WORK TO BE COMPLETED ▸ Report how many lines include the word "nghệ", and nothing besides that number.
════════════════
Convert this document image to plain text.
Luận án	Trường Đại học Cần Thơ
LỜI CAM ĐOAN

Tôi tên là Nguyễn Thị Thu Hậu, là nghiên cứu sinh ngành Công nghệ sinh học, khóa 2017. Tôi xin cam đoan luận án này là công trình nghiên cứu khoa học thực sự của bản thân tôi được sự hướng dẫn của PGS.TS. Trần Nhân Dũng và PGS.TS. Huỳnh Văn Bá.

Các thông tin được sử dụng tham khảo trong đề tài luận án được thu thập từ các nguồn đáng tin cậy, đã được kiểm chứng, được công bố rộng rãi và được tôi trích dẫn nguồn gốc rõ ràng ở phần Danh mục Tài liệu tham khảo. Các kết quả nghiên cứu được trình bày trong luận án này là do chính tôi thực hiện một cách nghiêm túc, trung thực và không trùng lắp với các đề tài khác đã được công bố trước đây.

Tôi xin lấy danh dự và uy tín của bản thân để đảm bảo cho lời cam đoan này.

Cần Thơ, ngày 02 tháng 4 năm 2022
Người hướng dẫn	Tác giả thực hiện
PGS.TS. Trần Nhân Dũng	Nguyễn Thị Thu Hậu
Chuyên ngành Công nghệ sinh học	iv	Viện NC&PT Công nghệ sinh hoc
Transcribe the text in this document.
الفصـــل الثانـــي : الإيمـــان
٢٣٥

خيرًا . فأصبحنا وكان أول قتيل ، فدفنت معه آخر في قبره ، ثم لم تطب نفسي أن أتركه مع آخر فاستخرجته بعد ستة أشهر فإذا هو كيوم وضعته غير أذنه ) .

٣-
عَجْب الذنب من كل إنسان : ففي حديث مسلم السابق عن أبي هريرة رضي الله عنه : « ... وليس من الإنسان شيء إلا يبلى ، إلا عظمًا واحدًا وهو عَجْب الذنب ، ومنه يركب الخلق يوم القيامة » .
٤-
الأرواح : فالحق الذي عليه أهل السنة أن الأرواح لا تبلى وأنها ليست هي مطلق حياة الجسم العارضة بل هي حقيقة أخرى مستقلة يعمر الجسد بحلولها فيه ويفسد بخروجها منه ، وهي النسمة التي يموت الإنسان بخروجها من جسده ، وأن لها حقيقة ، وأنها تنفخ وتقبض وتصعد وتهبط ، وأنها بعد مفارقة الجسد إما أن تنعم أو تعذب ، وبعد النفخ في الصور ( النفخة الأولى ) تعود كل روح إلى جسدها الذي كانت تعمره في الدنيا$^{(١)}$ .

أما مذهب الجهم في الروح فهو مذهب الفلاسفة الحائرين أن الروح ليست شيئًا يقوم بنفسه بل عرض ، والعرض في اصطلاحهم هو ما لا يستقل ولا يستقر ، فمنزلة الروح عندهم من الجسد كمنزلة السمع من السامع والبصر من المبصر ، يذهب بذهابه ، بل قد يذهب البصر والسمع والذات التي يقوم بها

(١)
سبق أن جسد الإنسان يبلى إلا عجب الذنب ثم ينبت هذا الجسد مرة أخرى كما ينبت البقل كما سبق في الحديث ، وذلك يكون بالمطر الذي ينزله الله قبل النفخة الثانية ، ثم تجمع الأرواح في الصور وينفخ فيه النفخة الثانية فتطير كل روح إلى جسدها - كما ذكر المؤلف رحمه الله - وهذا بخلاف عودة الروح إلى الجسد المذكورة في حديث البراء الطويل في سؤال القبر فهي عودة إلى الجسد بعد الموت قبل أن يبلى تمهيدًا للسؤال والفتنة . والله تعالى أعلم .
════════════════
ANSWER IN FULL ▸ 2